### Exercise:
Transcribe each line of the records below exactly, excluding any embedded images.

### Exercise input:

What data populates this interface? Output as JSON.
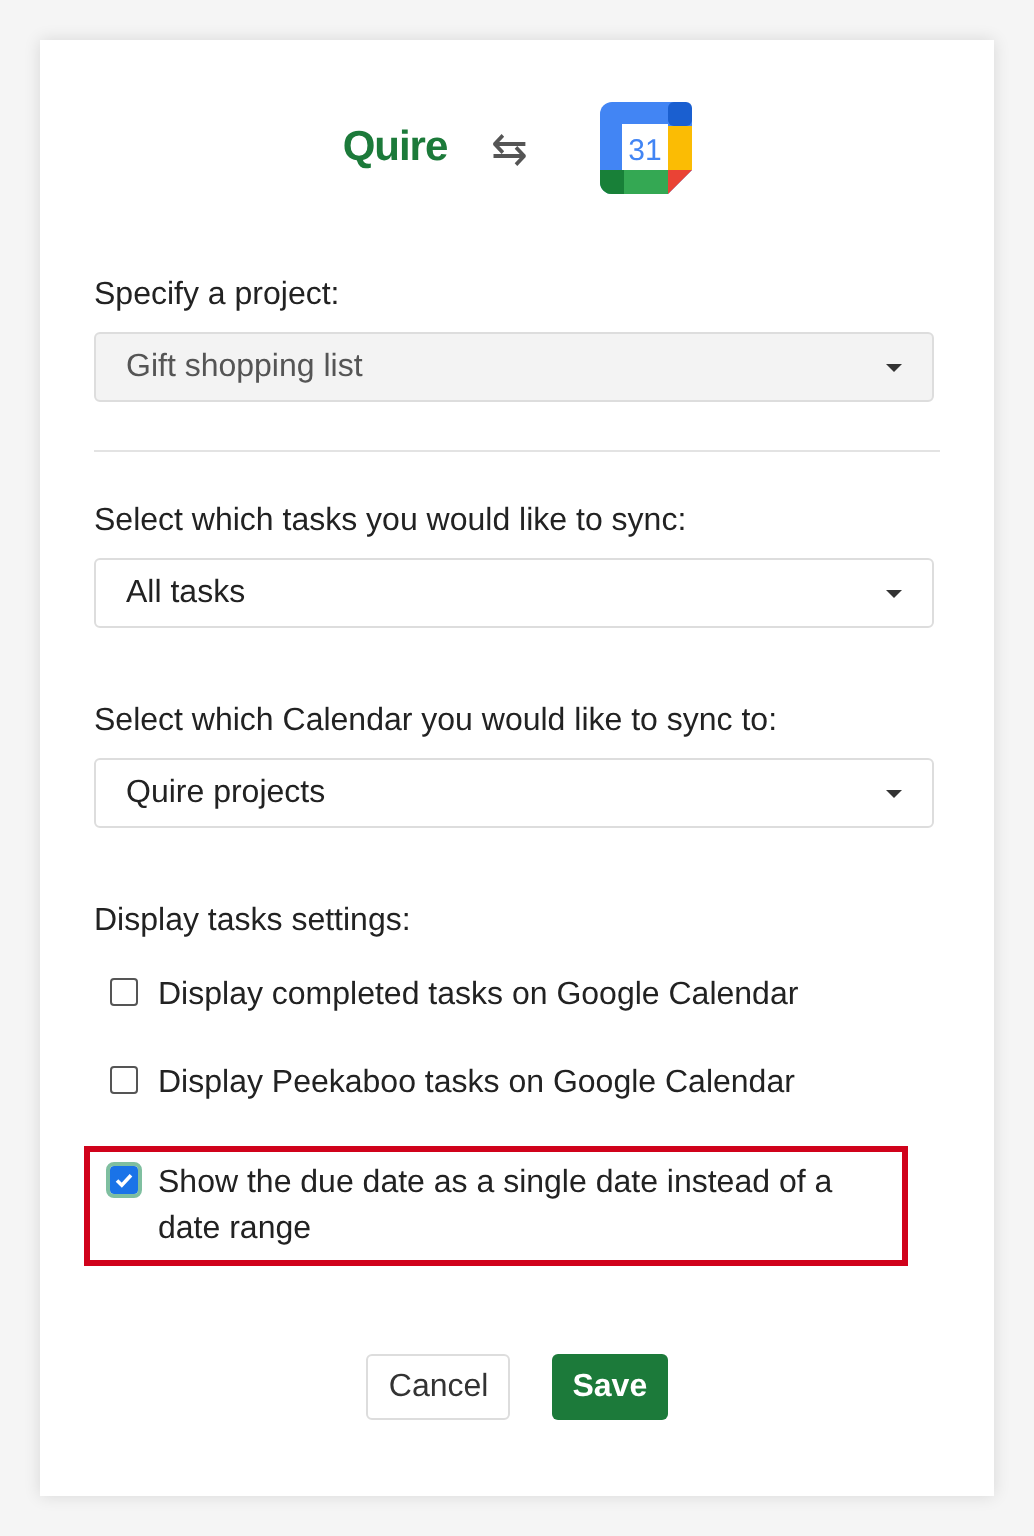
{
  "header": {
    "left_logo": "Quire",
    "swap_icon": "⇆",
    "calendar_day": "31"
  },
  "fields": [
    {
      "label": "Specify a project:",
      "value": "Gift shopping list",
      "disabled": true,
      "divider_after": true
    },
    {
      "label": "Select which tasks you would like to sync:",
      "value": "All tasks",
      "disabled": false,
      "divider_after": false
    },
    {
      "label": "Select which Calendar you would like to sync to:",
      "value": "Quire projects",
      "disabled": false,
      "divider_after": false
    }
  ],
  "settings": {
    "label": "Display tasks settings:",
    "options": [
      {
        "label": "Display completed tasks on Google Calendar",
        "checked": false,
        "highlighted": false
      },
      {
        "label": "Display Peekaboo tasks on Google Calendar",
        "checked": false,
        "highlighted": false
      },
      {
        "label": "Show the due date as a single date instead of a date range",
        "checked": true,
        "highlighted": true
      }
    ]
  },
  "buttons": [
    {
      "label": "Cancel",
      "kind": "secondary"
    },
    {
      "label": "Save",
      "kind": "primary"
    }
  ]
}
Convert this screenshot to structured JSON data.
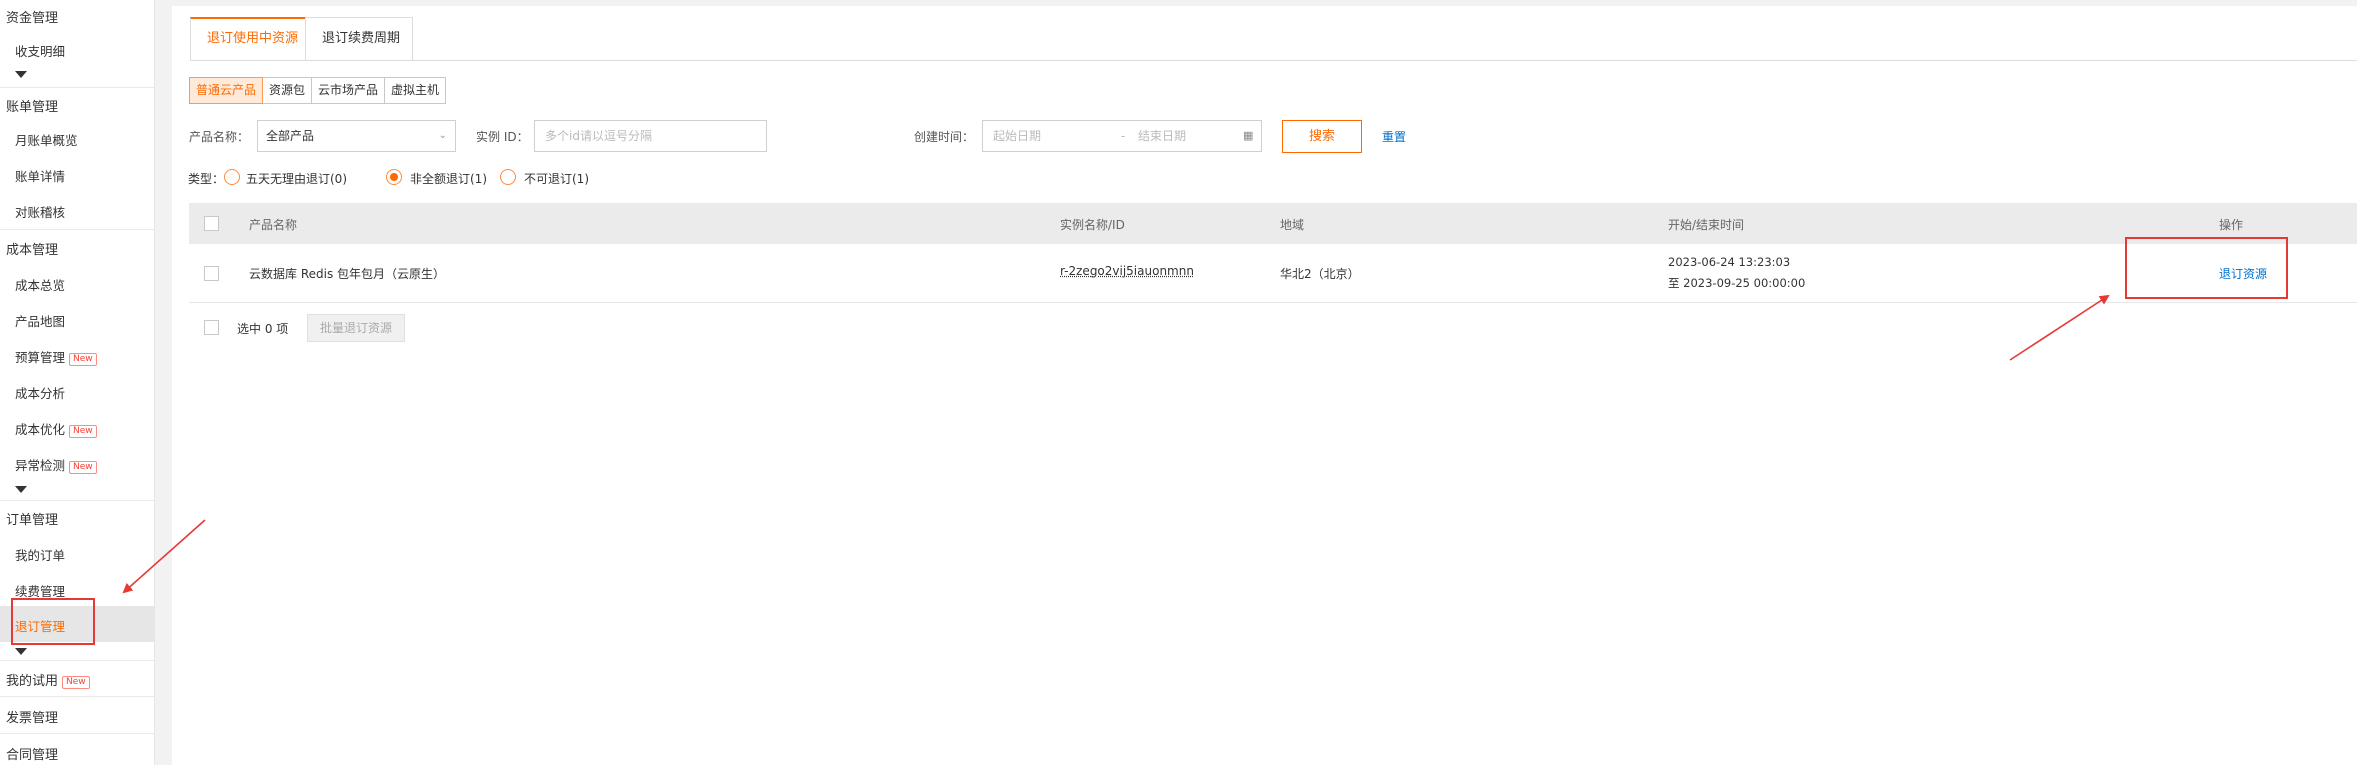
{
  "sidebar": {
    "groups": [
      {
        "title": "资金管理",
        "items": [
          "收支明细"
        ]
      },
      {
        "title": "账单管理",
        "items": [
          "月账单概览",
          "账单详情",
          "对账稽核"
        ]
      },
      {
        "title": "成本管理",
        "items": [
          "成本总览",
          "产品地图",
          "预算管理",
          "成本分析",
          "成本优化",
          "异常检测"
        ]
      },
      {
        "title": "订单管理",
        "items": [
          "我的订单",
          "续费管理",
          "退订管理"
        ]
      },
      {
        "title": "我的试用"
      },
      {
        "title": "发票管理"
      },
      {
        "title": "合同管理"
      }
    ],
    "new_badge": "New",
    "active_item": "退订管理"
  },
  "tabs": [
    "退订使用中资源",
    "退订续费周期"
  ],
  "product_types": [
    "普通云产品",
    "资源包",
    "云市场产品",
    "虚拟主机"
  ],
  "filters": {
    "product_label": "产品名称：",
    "product_value": "全部产品",
    "instance_label": "实例 ID：",
    "instance_placeholder": "多个id请以逗号分隔",
    "created_label": "创建时间：",
    "start_placeholder": "起始日期",
    "range_sep": "-",
    "end_placeholder": "结束日期",
    "search": "搜索",
    "reset": "重置"
  },
  "type_filter": {
    "label": "类型：",
    "options": [
      "五天无理由退订(0)",
      "非全额退订(1)",
      "不可退订(1)"
    ],
    "selected": 1
  },
  "table": {
    "columns": [
      "产品名称",
      "实例名称/ID",
      "地域",
      "开始/结束时间",
      "操作"
    ],
    "rows": [
      {
        "product": "云数据库 Redis 包年包月（云原生）",
        "instance": "r-2zego2vij5iauonmnn",
        "region": "华北2（北京）",
        "start": "2023-06-24 13:23:03",
        "end": "至 2023-09-25 00:00:00",
        "action": "退订资源"
      }
    ]
  },
  "footer": {
    "selected": "选中 0 项",
    "batch": "批量退订资源"
  },
  "colors": {
    "accent": "#ff6a00",
    "link": "#0070cc",
    "annotation": "#e53935"
  },
  "icons": [
    "calendar-icon",
    "chevron-down-icon",
    "caret-down-icon"
  ]
}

### Solution for this task:
What data populates this interface? Output as JSON.
{
  "header": {
    "left_logo": "Quire",
    "swap_icon": "⇆",
    "calendar_day": "31"
  },
  "fields": [
    {
      "label": "Specify a project:",
      "value": "Gift shopping list",
      "disabled": true,
      "divider_after": true
    },
    {
      "label": "Select which tasks you would like to sync:",
      "value": "All tasks",
      "disabled": false,
      "divider_after": false
    },
    {
      "label": "Select which Calendar you would like to sync to:",
      "value": "Quire projects",
      "disabled": false,
      "divider_after": false
    }
  ],
  "settings": {
    "label": "Display tasks settings:",
    "options": [
      {
        "label": "Display completed tasks on Google Calendar",
        "checked": false,
        "highlighted": false
      },
      {
        "label": "Display Peekaboo tasks on Google Calendar",
        "checked": false,
        "highlighted": false
      },
      {
        "label": "Show the due date as a single date instead of a date range",
        "checked": true,
        "highlighted": true
      }
    ]
  },
  "buttons": [
    {
      "label": "Cancel",
      "kind": "secondary"
    },
    {
      "label": "Save",
      "kind": "primary"
    }
  ]
}
Convert this screenshot to structured JSON data.
{
  "sidebar": {
    "groups": [
      {
        "title": "资金管理",
        "items": [
          "收支明细"
        ]
      },
      {
        "title": "账单管理",
        "items": [
          "月账单概览",
          "账单详情",
          "对账稽核"
        ]
      },
      {
        "title": "成本管理",
        "items": [
          "成本总览",
          "产品地图",
          "预算管理",
          "成本分析",
          "成本优化",
          "异常检测"
        ]
      },
      {
        "title": "订单管理",
        "items": [
          "我的订单",
          "续费管理",
          "退订管理"
        ]
      },
      {
        "title": "我的试用"
      },
      {
        "title": "发票管理"
      },
      {
        "title": "合同管理"
      }
    ],
    "new_badge": "New",
    "active_item": "退订管理"
  },
  "tabs": [
    "退订使用中资源",
    "退订续费周期"
  ],
  "product_types": [
    "普通云产品",
    "资源包",
    "云市场产品",
    "虚拟主机"
  ],
  "filters": {
    "product_label": "产品名称：",
    "product_value": "全部产品",
    "instance_label": "实例 ID：",
    "instance_placeholder": "多个id请以逗号分隔",
    "created_label": "创建时间：",
    "start_placeholder": "起始日期",
    "range_sep": "-",
    "end_placeholder": "结束日期",
    "search": "搜索",
    "reset": "重置"
  },
  "type_filter": {
    "label": "类型：",
    "options": [
      "五天无理由退订(0)",
      "非全额退订(1)",
      "不可退订(1)"
    ],
    "selected": 1
  },
  "table": {
    "columns": [
      "产品名称",
      "实例名称/ID",
      "地域",
      "开始/结束时间",
      "操作"
    ],
    "rows": [
      {
        "product": "云数据库 Redis 包年包月（云原生）",
        "instance": "r-2zego2vij5iauonmnn",
        "region": "华北2（北京）",
        "start": "2023-06-24 13:23:03",
        "end": "至 2023-09-25 00:00:00",
        "action": "退订资源"
      }
    ]
  },
  "footer": {
    "selected": "选中 0 项",
    "batch": "批量退订资源"
  },
  "colors": {
    "accent": "#ff6a00",
    "link": "#0070cc",
    "annotation": "#e53935"
  },
  "icons": [
    "calendar-icon",
    "chevron-down-icon",
    "caret-down-icon"
  ]
}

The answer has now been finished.